*Your goal*. Reproduce the full listing that appears beneath this instruction exactly.

*Extracted information*.
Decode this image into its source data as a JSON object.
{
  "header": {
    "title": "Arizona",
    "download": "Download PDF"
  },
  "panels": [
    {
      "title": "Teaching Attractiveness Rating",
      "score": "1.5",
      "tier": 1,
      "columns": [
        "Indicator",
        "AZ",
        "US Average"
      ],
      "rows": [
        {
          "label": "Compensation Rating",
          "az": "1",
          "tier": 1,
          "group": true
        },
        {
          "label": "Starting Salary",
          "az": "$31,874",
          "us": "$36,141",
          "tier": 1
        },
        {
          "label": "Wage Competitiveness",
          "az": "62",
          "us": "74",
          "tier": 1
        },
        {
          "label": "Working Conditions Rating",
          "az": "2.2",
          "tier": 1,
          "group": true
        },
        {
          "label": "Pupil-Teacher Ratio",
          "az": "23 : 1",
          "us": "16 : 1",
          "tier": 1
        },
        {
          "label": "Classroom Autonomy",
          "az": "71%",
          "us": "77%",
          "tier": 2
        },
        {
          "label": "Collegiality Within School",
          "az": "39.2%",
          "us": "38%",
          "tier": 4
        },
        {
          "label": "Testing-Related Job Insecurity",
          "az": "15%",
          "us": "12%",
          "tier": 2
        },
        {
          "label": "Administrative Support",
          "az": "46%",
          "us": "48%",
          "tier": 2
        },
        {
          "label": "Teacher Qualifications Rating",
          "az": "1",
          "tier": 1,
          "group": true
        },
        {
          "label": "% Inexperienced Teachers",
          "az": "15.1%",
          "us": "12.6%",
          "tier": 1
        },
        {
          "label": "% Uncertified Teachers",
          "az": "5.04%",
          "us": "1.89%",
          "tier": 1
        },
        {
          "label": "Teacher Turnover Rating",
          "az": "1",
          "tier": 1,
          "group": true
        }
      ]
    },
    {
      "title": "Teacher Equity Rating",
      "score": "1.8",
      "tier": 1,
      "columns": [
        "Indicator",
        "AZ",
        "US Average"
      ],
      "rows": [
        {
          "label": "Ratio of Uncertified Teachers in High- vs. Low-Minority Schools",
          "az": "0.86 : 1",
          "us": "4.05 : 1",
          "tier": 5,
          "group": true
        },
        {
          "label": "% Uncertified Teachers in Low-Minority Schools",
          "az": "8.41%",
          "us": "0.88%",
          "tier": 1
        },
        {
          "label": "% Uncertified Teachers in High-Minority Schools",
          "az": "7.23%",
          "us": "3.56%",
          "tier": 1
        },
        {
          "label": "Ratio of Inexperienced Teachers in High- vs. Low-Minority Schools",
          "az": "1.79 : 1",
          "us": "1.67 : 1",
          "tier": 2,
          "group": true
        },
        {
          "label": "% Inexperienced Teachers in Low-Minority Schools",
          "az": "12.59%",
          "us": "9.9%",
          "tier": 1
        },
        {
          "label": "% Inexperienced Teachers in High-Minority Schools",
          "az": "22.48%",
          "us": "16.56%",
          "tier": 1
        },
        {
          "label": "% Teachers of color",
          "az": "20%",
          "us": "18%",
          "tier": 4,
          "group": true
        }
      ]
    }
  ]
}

*Problem solution*.
Decode this image into its source data as a JSON object.
{
  "header": {
    "title": "Arizona",
    "download": "Download PDF"
  },
  "panels": [
    {
      "title": "Teaching Attractiveness Rating",
      "score": "1.5",
      "tier": 1,
      "columns": [
        "Indicator",
        "AZ",
        "US Average"
      ],
      "rows": [
        {
          "label": "Compensation Rating",
          "az": "1",
          "tier": 1,
          "group": true
        },
        {
          "label": "Starting Salary",
          "az": "$31,874",
          "us": "$36,141",
          "tier": 1
        },
        {
          "label": "Wage Competitiveness",
          "az": "62",
          "us": "74",
          "tier": 1
        },
        {
          "label": "Working Conditions Rating",
          "az": "2.2",
          "tier": 1,
          "group": true
        },
        {
          "label": "Pupil-Teacher Ratio",
          "az": "23 : 1",
          "us": "16 : 1",
          "tier": 1
        },
        {
          "label": "Classroom Autonomy",
          "az": "71%",
          "us": "77%",
          "tier": 2
        },
        {
          "label": "Collegiality Within School",
          "az": "39.2%",
          "us": "38%",
          "tier": 4
        },
        {
          "label": "Testing-Related Job Insecurity",
          "az": "15%",
          "us": "12%",
          "tier": 2
        },
        {
          "label": "Administrative Support",
          "az": "46%",
          "us": "48%",
          "tier": 2
        },
        {
          "label": "Teacher Qualifications Rating",
          "az": "1",
          "tier": 1,
          "group": true
        },
        {
          "label": "% Inexperienced Teachers",
          "az": "15.1%",
          "us": "12.6%",
          "tier": 1
        },
        {
          "label": "% Uncertified Teachers",
          "az": "5.04%",
          "us": "1.89%",
          "tier": 1
        },
        {
          "label": "Teacher Turnover Rating",
          "az": "1",
          "tier": 1,
          "group": true
        }
      ]
    },
    {
      "title": "Teacher Equity Rating",
      "score": "1.8",
      "tier": 1,
      "columns": [
        "Indicator",
        "AZ",
        "US Average"
      ],
      "rows": [
        {
          "label": "Ratio of Uncertified Teachers in High- vs. Low-Minority Schools",
          "az": "0.86 : 1",
          "us": "4.05 : 1",
          "tier": 5,
          "group": true
        },
        {
          "label": "% Uncertified Teachers in Low-Minority Schools",
          "az": "8.41%",
          "us": "0.88%",
          "tier": 1
        },
        {
          "label": "% Uncertified Teachers in High-Minority Schools",
          "az": "7.23%",
          "us": "3.56%",
          "tier": 1
        },
        {
          "label": "Ratio of Inexperienced Teachers in High- vs. Low-Minority Schools",
          "az": "1.79 : 1",
          "us": "1.67 : 1",
          "tier": 2,
          "group": true
        },
        {
          "label": "% Inexperienced Teachers in Low-Minority Schools",
          "az": "12.59%",
          "us": "9.9%",
          "tier": 1
        },
        {
          "label": "% Inexperienced Teachers in High-Minority Schools",
          "az": "22.48%",
          "us": "16.56%",
          "tier": 1
        },
        {
          "label": "% Teachers of color",
          "az": "20%",
          "us": "18%",
          "tier": 4,
          "group": true
        }
      ]
    }
  ]
}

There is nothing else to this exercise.